Data entries:
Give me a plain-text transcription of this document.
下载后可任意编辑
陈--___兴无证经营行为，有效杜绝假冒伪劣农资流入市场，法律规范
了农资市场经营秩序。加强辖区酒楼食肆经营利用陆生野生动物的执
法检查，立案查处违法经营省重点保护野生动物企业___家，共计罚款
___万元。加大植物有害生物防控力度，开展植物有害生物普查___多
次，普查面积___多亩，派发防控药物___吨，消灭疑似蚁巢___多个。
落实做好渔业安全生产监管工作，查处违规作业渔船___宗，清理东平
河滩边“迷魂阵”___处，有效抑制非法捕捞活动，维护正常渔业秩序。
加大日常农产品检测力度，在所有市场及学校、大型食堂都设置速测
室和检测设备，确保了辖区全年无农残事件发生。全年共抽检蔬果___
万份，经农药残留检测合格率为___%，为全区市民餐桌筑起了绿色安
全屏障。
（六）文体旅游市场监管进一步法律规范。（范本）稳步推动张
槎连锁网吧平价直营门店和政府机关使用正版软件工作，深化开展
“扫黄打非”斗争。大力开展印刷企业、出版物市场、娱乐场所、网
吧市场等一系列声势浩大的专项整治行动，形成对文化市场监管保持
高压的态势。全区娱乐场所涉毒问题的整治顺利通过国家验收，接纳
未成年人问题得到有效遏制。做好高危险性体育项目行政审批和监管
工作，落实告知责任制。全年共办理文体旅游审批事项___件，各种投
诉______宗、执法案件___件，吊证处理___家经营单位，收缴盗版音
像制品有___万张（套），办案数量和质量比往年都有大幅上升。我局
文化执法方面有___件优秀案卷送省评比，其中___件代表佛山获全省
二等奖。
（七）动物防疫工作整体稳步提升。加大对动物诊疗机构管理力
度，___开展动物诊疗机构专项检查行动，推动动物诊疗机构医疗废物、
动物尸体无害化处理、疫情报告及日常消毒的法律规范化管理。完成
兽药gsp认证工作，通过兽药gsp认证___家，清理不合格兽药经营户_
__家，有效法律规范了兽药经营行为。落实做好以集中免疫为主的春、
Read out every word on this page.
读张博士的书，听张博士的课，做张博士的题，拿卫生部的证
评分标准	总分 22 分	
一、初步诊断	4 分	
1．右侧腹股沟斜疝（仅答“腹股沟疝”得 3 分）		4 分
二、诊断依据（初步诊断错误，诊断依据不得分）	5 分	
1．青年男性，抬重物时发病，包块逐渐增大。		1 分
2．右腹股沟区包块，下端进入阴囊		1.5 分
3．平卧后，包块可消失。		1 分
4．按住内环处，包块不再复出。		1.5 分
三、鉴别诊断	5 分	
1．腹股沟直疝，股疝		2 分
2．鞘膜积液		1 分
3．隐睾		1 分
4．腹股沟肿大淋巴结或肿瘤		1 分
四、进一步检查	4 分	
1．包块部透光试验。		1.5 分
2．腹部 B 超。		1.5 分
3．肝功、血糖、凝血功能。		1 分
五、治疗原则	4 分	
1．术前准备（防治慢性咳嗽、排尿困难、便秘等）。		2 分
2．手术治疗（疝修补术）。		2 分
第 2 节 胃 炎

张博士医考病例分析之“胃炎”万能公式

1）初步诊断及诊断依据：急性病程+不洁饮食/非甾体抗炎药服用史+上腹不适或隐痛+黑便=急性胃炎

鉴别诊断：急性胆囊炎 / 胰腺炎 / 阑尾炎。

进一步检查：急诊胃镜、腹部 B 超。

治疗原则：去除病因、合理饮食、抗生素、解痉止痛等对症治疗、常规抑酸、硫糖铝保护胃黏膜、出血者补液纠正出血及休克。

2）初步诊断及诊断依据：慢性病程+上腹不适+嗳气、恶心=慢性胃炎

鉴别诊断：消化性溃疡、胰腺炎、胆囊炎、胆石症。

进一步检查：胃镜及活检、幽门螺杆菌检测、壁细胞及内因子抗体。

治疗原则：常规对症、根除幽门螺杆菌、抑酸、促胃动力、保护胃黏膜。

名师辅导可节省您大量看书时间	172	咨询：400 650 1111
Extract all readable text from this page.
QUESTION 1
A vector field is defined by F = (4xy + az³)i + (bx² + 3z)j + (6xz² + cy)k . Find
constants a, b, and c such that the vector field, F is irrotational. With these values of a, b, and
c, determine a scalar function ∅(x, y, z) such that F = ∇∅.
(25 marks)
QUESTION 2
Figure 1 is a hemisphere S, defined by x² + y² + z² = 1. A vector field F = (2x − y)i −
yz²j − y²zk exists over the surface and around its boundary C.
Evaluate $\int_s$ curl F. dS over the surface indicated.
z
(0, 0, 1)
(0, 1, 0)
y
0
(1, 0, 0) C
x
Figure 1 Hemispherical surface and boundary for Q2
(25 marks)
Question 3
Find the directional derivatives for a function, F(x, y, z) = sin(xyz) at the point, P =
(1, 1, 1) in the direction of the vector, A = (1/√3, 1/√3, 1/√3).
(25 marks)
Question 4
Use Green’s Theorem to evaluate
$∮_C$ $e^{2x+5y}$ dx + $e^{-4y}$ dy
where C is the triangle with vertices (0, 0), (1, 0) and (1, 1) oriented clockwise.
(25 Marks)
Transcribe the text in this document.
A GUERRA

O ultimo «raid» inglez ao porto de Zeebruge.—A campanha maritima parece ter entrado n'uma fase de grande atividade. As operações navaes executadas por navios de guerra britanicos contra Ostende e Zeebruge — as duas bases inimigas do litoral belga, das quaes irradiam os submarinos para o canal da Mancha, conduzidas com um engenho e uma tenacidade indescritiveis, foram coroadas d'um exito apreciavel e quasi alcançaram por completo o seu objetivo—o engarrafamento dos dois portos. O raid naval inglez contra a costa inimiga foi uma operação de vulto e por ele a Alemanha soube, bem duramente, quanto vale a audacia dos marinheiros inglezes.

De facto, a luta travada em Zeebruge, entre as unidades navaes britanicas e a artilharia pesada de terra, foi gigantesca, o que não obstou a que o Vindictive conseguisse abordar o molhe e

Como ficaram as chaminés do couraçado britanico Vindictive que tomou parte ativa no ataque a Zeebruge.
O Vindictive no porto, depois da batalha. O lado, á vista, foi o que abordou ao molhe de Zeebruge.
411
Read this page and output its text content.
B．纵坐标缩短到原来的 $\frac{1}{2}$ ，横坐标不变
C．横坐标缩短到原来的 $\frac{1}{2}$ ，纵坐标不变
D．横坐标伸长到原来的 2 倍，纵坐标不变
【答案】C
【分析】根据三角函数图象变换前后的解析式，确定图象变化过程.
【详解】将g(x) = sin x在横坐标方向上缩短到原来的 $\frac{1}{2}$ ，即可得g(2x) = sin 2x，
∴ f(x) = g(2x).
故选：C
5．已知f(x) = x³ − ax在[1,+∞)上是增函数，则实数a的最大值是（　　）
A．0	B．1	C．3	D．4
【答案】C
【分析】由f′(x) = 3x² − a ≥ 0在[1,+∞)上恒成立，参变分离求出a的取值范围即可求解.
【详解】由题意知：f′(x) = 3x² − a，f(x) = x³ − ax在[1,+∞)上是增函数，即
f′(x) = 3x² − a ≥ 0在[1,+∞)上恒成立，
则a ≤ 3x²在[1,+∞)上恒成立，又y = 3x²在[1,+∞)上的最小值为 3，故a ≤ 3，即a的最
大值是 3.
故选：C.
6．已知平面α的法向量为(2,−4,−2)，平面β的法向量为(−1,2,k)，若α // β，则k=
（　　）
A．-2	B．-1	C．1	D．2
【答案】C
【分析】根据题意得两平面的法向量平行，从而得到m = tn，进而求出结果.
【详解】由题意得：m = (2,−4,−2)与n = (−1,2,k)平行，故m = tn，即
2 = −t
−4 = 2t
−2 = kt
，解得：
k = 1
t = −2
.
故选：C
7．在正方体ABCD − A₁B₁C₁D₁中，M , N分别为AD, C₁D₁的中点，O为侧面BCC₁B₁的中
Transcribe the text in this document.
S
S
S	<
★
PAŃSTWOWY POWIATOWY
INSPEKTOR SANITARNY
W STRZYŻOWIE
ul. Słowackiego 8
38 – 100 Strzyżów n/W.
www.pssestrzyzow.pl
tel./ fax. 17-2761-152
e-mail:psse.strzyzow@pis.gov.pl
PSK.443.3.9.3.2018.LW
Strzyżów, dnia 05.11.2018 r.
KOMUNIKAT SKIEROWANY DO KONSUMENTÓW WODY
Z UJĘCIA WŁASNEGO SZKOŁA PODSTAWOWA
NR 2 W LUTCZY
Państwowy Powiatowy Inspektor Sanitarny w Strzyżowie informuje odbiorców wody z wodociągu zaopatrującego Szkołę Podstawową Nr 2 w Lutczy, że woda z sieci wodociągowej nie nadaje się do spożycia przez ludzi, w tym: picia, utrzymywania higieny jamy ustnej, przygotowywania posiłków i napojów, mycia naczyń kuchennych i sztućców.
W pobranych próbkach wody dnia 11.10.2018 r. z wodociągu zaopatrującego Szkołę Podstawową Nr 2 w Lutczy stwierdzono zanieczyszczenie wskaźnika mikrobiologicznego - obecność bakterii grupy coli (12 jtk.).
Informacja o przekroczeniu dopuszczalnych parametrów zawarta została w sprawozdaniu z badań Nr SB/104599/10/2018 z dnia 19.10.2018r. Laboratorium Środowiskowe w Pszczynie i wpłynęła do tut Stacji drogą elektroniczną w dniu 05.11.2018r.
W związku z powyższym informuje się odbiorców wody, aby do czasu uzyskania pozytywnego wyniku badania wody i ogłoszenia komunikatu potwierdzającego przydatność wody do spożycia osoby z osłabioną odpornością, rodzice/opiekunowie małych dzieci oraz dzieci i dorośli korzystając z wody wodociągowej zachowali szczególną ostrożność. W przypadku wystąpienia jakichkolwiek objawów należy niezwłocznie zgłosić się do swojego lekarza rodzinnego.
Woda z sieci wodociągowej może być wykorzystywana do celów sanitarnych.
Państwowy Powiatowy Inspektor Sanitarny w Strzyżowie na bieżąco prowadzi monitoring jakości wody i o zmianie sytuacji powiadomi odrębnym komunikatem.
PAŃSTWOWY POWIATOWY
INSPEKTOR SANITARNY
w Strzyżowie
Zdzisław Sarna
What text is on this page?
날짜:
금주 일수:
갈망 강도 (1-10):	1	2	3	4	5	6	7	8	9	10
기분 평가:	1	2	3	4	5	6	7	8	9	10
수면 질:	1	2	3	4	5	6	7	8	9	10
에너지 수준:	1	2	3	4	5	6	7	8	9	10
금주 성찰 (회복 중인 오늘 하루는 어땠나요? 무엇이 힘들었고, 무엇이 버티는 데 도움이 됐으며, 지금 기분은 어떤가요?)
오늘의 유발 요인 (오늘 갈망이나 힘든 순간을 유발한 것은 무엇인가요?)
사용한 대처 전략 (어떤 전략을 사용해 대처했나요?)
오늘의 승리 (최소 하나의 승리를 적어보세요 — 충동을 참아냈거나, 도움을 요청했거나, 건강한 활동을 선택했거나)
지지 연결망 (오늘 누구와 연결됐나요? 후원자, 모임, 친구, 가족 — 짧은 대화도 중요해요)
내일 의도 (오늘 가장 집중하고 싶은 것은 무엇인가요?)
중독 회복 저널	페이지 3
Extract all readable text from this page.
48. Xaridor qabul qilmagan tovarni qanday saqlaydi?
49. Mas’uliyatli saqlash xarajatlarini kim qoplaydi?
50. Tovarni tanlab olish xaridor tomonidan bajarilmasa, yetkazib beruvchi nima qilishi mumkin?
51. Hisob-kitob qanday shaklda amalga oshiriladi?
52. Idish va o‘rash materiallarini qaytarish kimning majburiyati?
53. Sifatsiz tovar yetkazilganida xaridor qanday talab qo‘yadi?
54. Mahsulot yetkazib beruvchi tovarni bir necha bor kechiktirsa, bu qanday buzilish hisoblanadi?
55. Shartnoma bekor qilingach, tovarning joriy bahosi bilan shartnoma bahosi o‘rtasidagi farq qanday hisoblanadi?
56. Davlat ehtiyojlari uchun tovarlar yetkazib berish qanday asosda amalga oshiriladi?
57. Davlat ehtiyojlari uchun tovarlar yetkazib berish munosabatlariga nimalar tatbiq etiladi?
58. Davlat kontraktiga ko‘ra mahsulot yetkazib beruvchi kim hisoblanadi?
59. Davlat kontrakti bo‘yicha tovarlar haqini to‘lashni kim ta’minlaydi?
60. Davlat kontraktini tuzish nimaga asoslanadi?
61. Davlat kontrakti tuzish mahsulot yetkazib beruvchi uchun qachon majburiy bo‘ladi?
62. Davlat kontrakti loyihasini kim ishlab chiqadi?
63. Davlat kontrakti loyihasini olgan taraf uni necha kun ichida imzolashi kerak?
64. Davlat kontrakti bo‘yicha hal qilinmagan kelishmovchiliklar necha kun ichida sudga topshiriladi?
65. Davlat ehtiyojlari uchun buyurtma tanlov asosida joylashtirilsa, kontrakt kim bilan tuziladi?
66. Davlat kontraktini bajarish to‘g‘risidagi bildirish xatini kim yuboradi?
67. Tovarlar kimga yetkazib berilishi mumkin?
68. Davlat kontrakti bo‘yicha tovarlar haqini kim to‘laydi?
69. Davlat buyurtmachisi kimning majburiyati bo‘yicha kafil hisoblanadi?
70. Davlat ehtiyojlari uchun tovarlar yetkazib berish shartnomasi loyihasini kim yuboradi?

### Task directions
Copy each line of the data that contains the word "loyihasini".

### Complete response
62. Davlat kontrakti loyihasini kim ishlab chiqadi?
63. Davlat kontrakti loyihasini olgan taraf uni necha kun ichida imzolashi kerak?
70. Davlat ehtiyojlari uchun tovarlar yetkazib berish shartnomasi loyihasini kim yuboradi?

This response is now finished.